WHAT IS BEING ASKED: Copy each line below in which the word "text" occurs.

Dataset items:
* START *
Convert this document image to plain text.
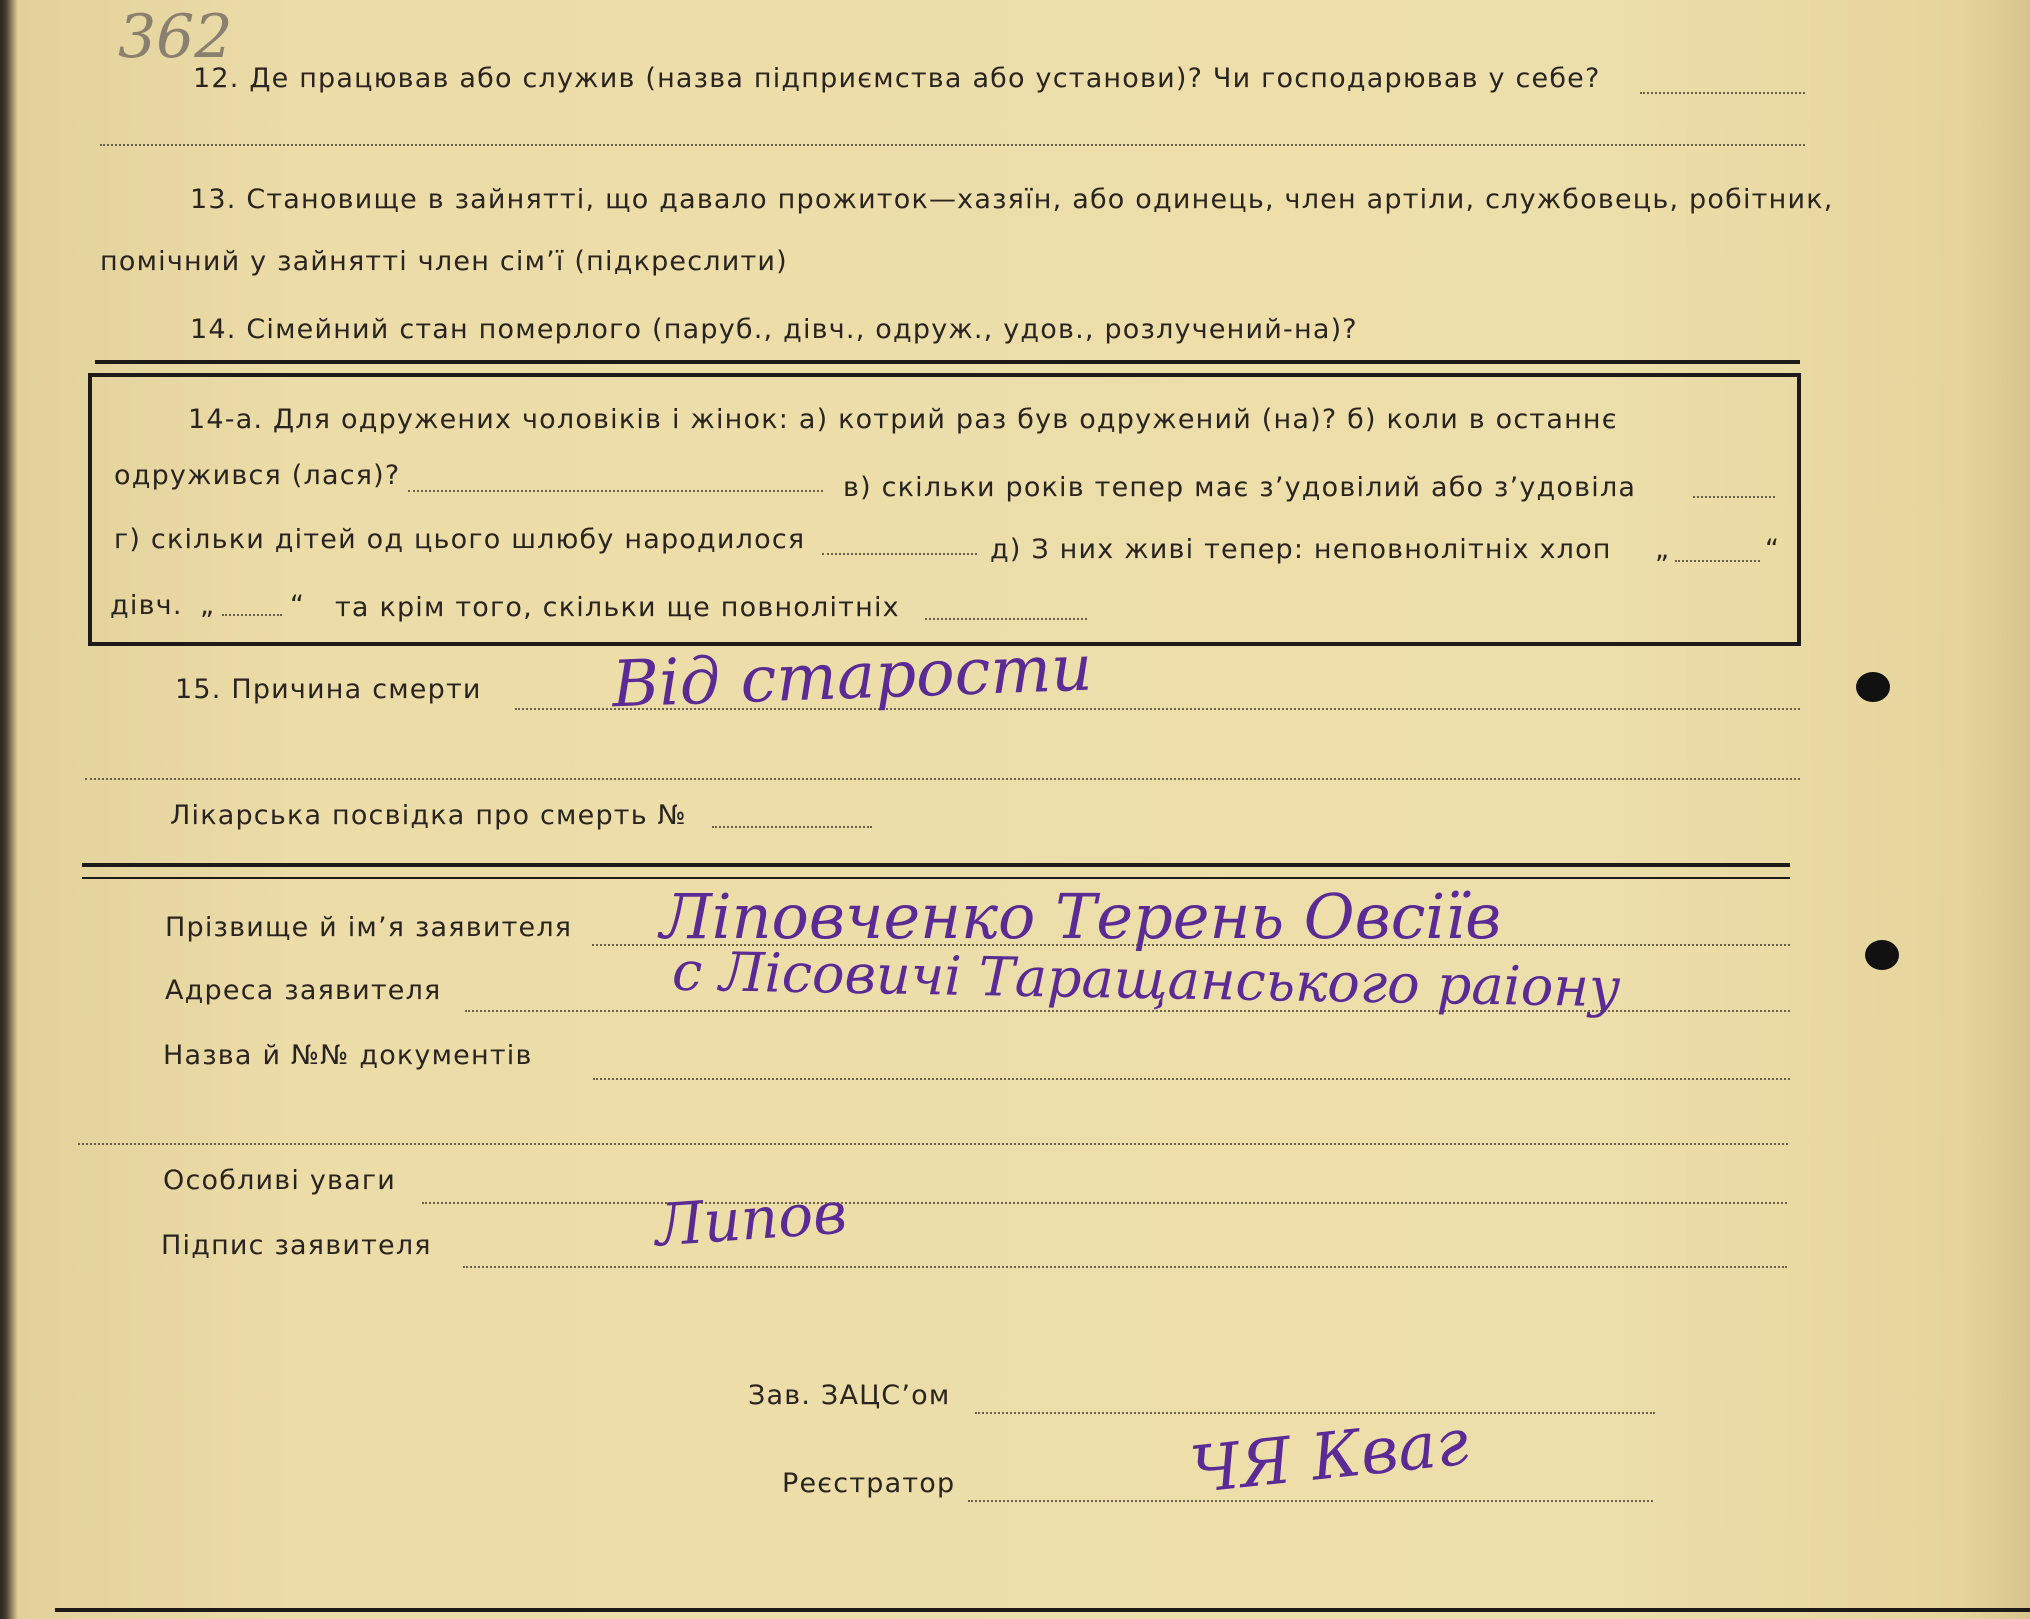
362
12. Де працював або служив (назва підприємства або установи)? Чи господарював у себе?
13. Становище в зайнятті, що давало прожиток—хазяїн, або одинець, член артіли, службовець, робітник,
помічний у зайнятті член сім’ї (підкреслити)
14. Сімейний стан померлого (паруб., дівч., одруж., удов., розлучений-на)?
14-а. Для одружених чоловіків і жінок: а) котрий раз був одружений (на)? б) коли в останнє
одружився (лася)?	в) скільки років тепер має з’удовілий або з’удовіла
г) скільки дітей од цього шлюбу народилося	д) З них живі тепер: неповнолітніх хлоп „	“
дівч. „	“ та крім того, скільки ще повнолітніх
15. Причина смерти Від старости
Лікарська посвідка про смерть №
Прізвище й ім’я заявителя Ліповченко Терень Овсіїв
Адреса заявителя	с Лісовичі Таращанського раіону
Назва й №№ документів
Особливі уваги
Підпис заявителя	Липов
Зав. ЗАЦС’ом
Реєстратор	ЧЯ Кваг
* END *
* START *
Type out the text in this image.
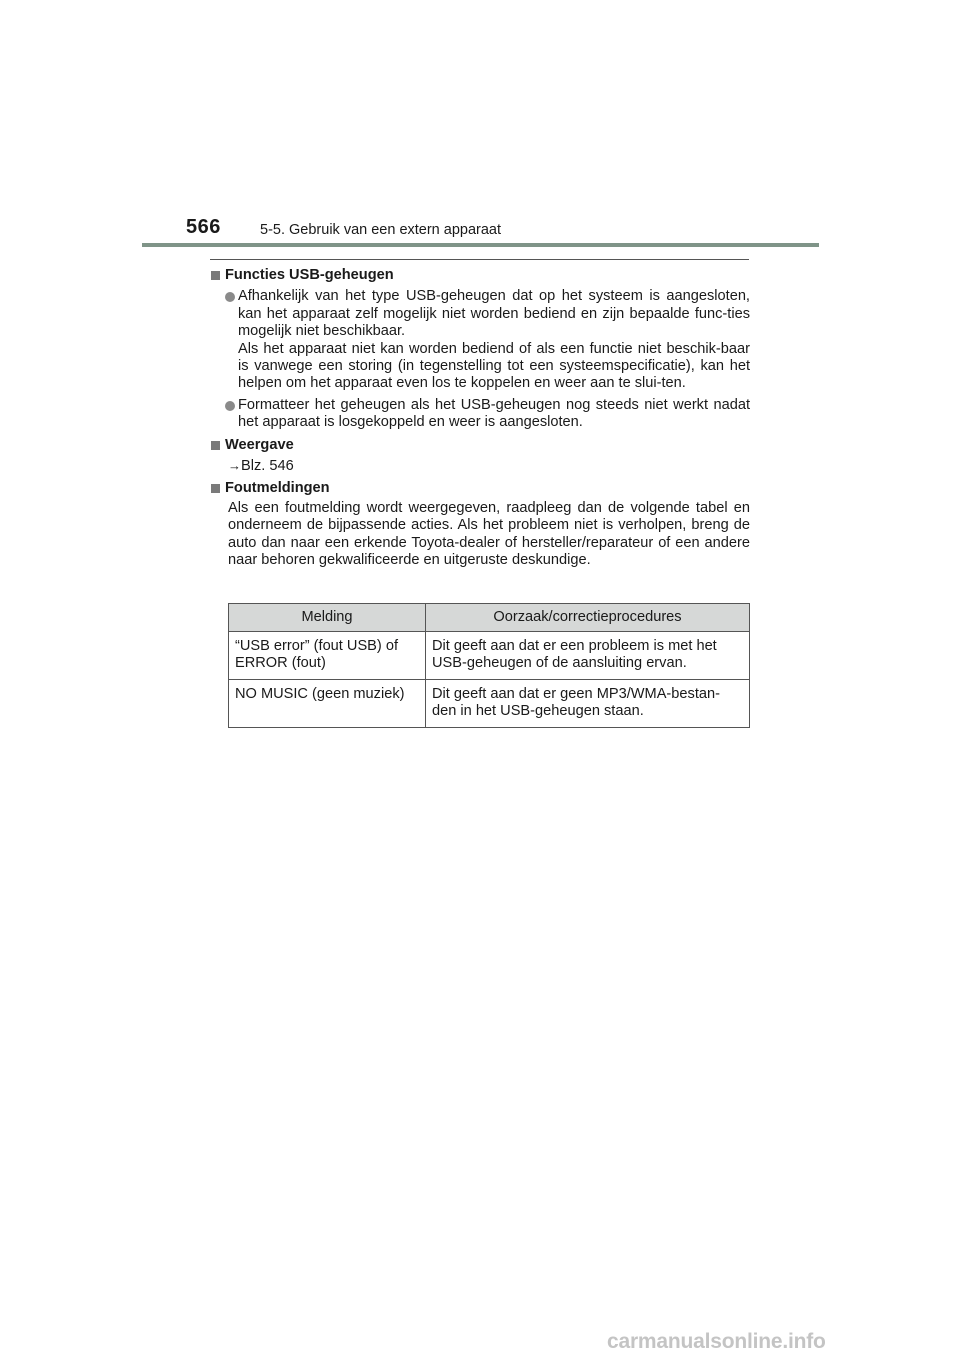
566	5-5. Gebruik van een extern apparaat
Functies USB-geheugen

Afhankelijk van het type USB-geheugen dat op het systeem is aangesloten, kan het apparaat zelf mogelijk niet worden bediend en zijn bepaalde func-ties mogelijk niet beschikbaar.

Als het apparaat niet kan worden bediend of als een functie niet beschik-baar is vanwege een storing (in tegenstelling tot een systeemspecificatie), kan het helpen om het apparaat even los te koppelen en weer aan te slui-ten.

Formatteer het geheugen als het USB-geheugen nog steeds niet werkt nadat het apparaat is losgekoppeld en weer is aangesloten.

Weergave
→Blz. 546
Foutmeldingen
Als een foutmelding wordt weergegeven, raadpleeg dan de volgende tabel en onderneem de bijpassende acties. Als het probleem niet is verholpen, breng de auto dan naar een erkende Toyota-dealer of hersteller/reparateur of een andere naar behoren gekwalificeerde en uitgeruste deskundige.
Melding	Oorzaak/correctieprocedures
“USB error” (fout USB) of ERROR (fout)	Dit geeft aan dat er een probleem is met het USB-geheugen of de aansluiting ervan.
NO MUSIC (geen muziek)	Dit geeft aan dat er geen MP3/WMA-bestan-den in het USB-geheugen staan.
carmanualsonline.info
* END *
* START *
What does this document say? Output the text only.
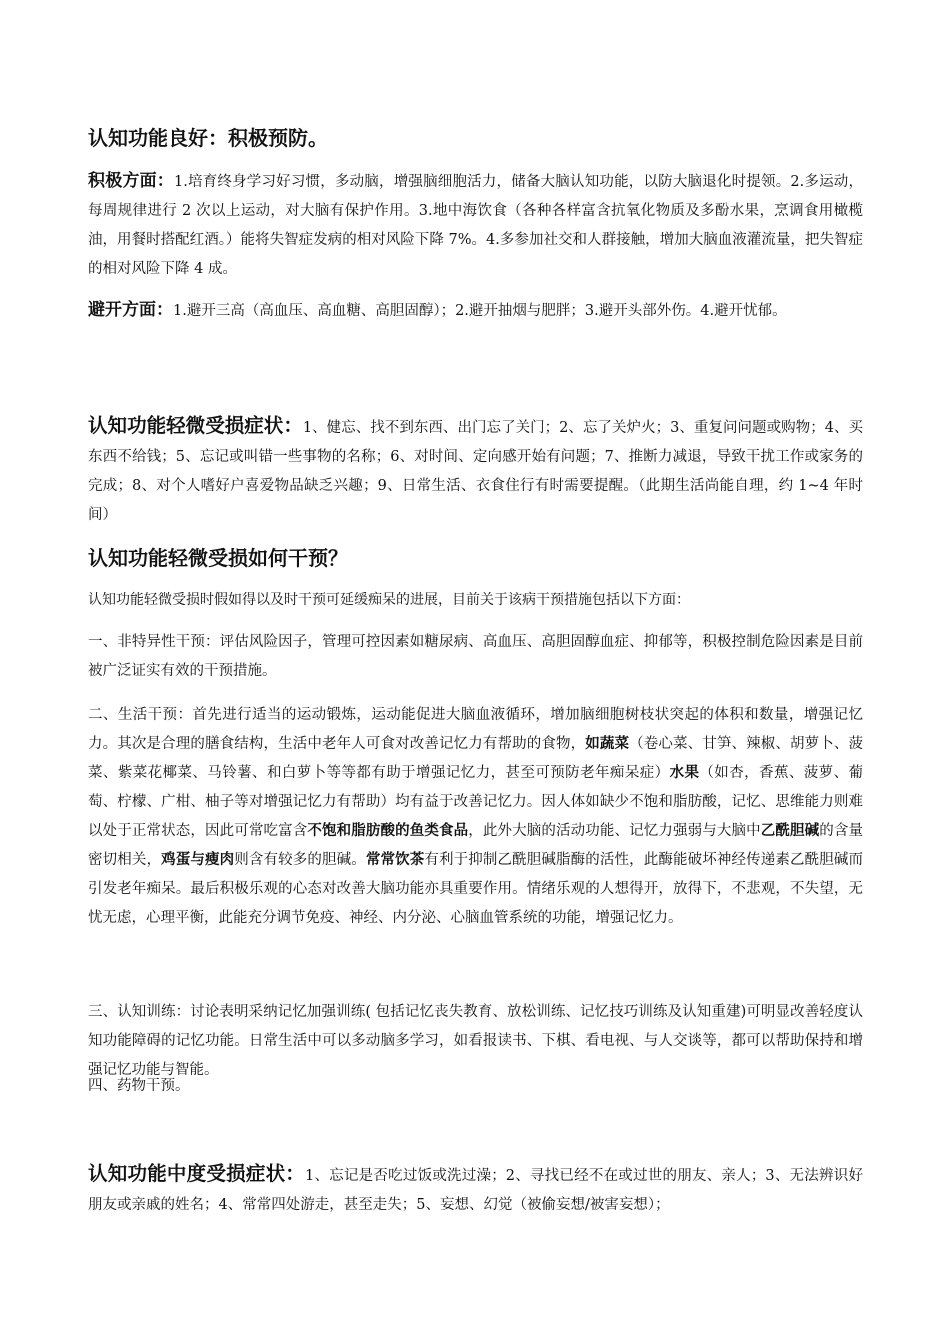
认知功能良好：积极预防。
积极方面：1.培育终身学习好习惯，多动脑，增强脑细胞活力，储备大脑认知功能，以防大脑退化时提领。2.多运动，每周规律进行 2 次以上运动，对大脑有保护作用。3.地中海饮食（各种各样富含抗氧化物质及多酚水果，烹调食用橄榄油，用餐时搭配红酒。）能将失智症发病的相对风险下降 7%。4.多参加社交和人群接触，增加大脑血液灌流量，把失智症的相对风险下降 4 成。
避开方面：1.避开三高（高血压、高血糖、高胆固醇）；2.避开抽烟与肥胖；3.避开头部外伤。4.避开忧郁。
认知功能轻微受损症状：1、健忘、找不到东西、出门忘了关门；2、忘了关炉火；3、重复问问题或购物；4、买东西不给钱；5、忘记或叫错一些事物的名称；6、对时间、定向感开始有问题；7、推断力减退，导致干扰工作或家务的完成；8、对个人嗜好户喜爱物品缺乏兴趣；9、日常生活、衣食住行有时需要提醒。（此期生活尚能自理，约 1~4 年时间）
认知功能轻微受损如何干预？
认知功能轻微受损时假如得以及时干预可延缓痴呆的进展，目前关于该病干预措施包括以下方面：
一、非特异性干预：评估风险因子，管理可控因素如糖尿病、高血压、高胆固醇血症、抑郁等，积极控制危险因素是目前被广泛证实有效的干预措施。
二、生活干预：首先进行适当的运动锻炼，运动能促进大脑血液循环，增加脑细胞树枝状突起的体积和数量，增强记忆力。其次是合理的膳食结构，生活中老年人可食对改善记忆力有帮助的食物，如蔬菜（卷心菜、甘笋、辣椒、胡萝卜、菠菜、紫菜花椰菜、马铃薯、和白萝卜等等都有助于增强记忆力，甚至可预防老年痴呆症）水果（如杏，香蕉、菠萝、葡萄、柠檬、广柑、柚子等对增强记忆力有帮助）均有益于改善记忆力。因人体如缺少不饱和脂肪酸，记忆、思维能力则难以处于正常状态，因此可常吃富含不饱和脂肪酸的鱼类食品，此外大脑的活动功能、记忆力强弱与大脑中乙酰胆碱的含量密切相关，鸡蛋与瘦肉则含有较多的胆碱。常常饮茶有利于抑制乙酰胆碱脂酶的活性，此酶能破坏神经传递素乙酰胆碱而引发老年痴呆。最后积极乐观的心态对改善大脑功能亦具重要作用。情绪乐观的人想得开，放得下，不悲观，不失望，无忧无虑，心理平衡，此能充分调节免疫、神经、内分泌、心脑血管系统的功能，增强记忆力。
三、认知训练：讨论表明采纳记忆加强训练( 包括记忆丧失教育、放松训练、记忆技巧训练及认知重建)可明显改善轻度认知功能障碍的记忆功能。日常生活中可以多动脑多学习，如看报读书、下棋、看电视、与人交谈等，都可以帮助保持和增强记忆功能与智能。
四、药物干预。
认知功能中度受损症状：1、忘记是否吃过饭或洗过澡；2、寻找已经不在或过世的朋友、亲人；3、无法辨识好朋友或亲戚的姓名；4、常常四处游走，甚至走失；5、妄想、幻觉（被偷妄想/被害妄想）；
* END *
REPLY:
Convert this document image to plain text.
Type out the text in this image.
What does this document say? Output the text only.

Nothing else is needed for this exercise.